Copy each line below exactly and leave the pictures out.
* Start Source material *
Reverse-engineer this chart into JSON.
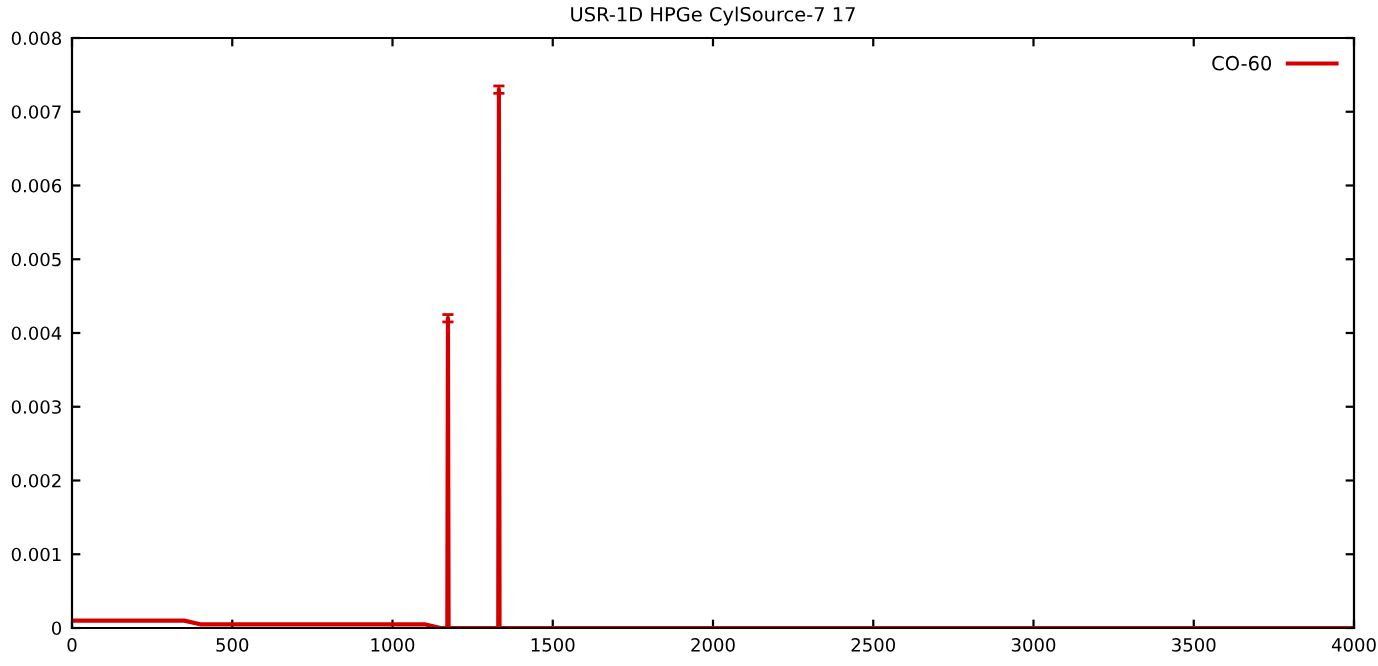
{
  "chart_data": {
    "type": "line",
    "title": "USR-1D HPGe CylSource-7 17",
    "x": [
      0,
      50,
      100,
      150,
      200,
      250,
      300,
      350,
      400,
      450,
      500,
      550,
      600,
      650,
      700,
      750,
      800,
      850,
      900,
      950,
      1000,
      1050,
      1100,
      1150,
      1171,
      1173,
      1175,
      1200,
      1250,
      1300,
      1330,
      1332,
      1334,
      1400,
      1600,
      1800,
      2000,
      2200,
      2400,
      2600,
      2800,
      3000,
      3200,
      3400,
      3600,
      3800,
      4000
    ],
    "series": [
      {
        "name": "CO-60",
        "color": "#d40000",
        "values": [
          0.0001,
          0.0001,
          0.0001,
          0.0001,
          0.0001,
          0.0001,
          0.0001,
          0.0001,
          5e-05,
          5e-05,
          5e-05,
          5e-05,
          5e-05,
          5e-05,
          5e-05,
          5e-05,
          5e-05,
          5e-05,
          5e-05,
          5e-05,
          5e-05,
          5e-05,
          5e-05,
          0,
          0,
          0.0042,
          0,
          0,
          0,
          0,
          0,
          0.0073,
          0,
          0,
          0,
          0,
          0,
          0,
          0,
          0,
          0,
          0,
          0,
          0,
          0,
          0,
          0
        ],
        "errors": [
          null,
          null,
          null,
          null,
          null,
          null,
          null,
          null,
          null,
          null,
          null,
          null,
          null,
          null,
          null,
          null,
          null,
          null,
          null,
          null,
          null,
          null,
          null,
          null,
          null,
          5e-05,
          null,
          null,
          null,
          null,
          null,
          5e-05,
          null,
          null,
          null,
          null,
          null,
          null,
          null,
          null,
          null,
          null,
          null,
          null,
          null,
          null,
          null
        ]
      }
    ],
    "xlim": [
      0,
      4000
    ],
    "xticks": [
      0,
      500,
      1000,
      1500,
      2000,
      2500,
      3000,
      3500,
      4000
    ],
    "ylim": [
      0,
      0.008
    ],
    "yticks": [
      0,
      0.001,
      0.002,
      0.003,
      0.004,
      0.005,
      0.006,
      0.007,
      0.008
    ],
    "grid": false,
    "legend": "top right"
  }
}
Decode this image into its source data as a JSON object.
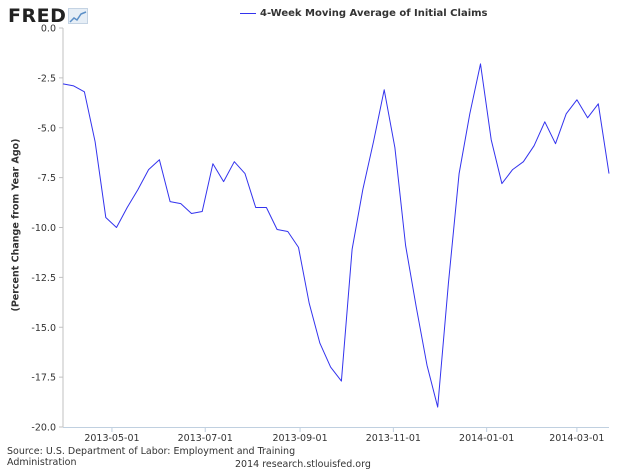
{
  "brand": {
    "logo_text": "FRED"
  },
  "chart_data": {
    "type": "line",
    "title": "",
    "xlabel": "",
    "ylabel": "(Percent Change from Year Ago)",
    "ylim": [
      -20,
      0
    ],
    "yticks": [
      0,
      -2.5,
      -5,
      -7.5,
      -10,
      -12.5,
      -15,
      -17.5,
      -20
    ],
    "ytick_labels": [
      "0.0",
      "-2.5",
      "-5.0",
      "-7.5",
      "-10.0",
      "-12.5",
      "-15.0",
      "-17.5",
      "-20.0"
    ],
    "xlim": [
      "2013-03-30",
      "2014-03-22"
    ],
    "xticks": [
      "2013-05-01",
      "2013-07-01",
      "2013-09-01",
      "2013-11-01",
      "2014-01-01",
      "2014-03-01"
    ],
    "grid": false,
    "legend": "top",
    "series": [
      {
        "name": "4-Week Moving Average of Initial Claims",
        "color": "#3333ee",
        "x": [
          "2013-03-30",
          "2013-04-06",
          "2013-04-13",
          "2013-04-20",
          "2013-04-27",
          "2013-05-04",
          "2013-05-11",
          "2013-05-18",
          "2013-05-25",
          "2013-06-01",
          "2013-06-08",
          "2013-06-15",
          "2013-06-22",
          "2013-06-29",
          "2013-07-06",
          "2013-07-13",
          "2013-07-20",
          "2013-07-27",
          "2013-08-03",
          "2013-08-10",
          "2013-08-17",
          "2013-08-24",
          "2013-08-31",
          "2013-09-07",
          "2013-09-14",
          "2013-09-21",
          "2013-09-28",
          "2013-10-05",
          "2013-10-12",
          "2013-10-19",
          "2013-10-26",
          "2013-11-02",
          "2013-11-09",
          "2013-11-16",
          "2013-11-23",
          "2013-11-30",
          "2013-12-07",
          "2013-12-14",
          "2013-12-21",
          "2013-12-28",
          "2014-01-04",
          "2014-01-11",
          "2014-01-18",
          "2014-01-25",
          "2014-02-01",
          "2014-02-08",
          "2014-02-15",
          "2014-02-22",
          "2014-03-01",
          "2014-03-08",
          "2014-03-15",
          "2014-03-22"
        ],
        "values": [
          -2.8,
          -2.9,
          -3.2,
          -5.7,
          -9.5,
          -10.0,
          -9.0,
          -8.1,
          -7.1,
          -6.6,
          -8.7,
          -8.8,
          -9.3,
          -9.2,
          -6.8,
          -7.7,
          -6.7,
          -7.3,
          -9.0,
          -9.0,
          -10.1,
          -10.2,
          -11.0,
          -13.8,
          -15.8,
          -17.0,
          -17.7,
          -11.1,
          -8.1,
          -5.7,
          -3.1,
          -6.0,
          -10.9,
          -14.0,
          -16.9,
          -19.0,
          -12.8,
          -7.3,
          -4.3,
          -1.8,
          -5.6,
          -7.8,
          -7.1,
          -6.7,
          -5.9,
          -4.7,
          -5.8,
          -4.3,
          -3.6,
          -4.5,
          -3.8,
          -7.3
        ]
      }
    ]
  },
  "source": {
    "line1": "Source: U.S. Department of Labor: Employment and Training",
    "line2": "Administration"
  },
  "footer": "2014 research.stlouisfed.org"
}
* End Source material *
Reply to the task
Reverse-engineer this chart into JSON.
{
  "chart_data": {
    "type": "line",
    "title": "USR-1D HPGe CylSource-7 17",
    "x": [
      0,
      50,
      100,
      150,
      200,
      250,
      300,
      350,
      400,
      450,
      500,
      550,
      600,
      650,
      700,
      750,
      800,
      850,
      900,
      950,
      1000,
      1050,
      1100,
      1150,
      1171,
      1173,
      1175,
      1200,
      1250,
      1300,
      1330,
      1332,
      1334,
      1400,
      1600,
      1800,
      2000,
      2200,
      2400,
      2600,
      2800,
      3000,
      3200,
      3400,
      3600,
      3800,
      4000
    ],
    "series": [
      {
        "name": "CO-60",
        "color": "#d40000",
        "values": [
          0.0001,
          0.0001,
          0.0001,
          0.0001,
          0.0001,
          0.0001,
          0.0001,
          0.0001,
          5e-05,
          5e-05,
          5e-05,
          5e-05,
          5e-05,
          5e-05,
          5e-05,
          5e-05,
          5e-05,
          5e-05,
          5e-05,
          5e-05,
          5e-05,
          5e-05,
          5e-05,
          0,
          0,
          0.0042,
          0,
          0,
          0,
          0,
          0,
          0.0073,
          0,
          0,
          0,
          0,
          0,
          0,
          0,
          0,
          0,
          0,
          0,
          0,
          0,
          0,
          0
        ],
        "errors": [
          null,
          null,
          null,
          null,
          null,
          null,
          null,
          null,
          null,
          null,
          null,
          null,
          null,
          null,
          null,
          null,
          null,
          null,
          null,
          null,
          null,
          null,
          null,
          null,
          null,
          5e-05,
          null,
          null,
          null,
          null,
          null,
          5e-05,
          null,
          null,
          null,
          null,
          null,
          null,
          null,
          null,
          null,
          null,
          null,
          null,
          null,
          null,
          null
        ]
      }
    ],
    "xlim": [
      0,
      4000
    ],
    "xticks": [
      0,
      500,
      1000,
      1500,
      2000,
      2500,
      3000,
      3500,
      4000
    ],
    "ylim": [
      0,
      0.008
    ],
    "yticks": [
      0,
      0.001,
      0.002,
      0.003,
      0.004,
      0.005,
      0.006,
      0.007,
      0.008
    ],
    "grid": false,
    "legend": "top right"
  }
}
Decode this image into its source data as a JSON object.
{
  "brand": {
    "logo_text": "FRED"
  },
  "chart_data": {
    "type": "line",
    "title": "",
    "xlabel": "",
    "ylabel": "(Percent Change from Year Ago)",
    "ylim": [
      -20,
      0
    ],
    "yticks": [
      0,
      -2.5,
      -5,
      -7.5,
      -10,
      -12.5,
      -15,
      -17.5,
      -20
    ],
    "ytick_labels": [
      "0.0",
      "-2.5",
      "-5.0",
      "-7.5",
      "-10.0",
      "-12.5",
      "-15.0",
      "-17.5",
      "-20.0"
    ],
    "xlim": [
      "2013-03-30",
      "2014-03-22"
    ],
    "xticks": [
      "2013-05-01",
      "2013-07-01",
      "2013-09-01",
      "2013-11-01",
      "2014-01-01",
      "2014-03-01"
    ],
    "grid": false,
    "legend": "top",
    "series": [
      {
        "name": "4-Week Moving Average of Initial Claims",
        "color": "#3333ee",
        "x": [
          "2013-03-30",
          "2013-04-06",
          "2013-04-13",
          "2013-04-20",
          "2013-04-27",
          "2013-05-04",
          "2013-05-11",
          "2013-05-18",
          "2013-05-25",
          "2013-06-01",
          "2013-06-08",
          "2013-06-15",
          "2013-06-22",
          "2013-06-29",
          "2013-07-06",
          "2013-07-13",
          "2013-07-20",
          "2013-07-27",
          "2013-08-03",
          "2013-08-10",
          "2013-08-17",
          "2013-08-24",
          "2013-08-31",
          "2013-09-07",
          "2013-09-14",
          "2013-09-21",
          "2013-09-28",
          "2013-10-05",
          "2013-10-12",
          "2013-10-19",
          "2013-10-26",
          "2013-11-02",
          "2013-11-09",
          "2013-11-16",
          "2013-11-23",
          "2013-11-30",
          "2013-12-07",
          "2013-12-14",
          "2013-12-21",
          "2013-12-28",
          "2014-01-04",
          "2014-01-11",
          "2014-01-18",
          "2014-01-25",
          "2014-02-01",
          "2014-02-08",
          "2014-02-15",
          "2014-02-22",
          "2014-03-01",
          "2014-03-08",
          "2014-03-15",
          "2014-03-22"
        ],
        "values": [
          -2.8,
          -2.9,
          -3.2,
          -5.7,
          -9.5,
          -10.0,
          -9.0,
          -8.1,
          -7.1,
          -6.6,
          -8.7,
          -8.8,
          -9.3,
          -9.2,
          -6.8,
          -7.7,
          -6.7,
          -7.3,
          -9.0,
          -9.0,
          -10.1,
          -10.2,
          -11.0,
          -13.8,
          -15.8,
          -17.0,
          -17.7,
          -11.1,
          -8.1,
          -5.7,
          -3.1,
          -6.0,
          -10.9,
          -14.0,
          -16.9,
          -19.0,
          -12.8,
          -7.3,
          -4.3,
          -1.8,
          -5.6,
          -7.8,
          -7.1,
          -6.7,
          -5.9,
          -4.7,
          -5.8,
          -4.3,
          -3.6,
          -4.5,
          -3.8,
          -7.3
        ]
      }
    ]
  },
  "source": {
    "line1": "Source: U.S. Department of Labor: Employment and Training",
    "line2": "Administration"
  },
  "footer": "2014 research.stlouisfed.org"
}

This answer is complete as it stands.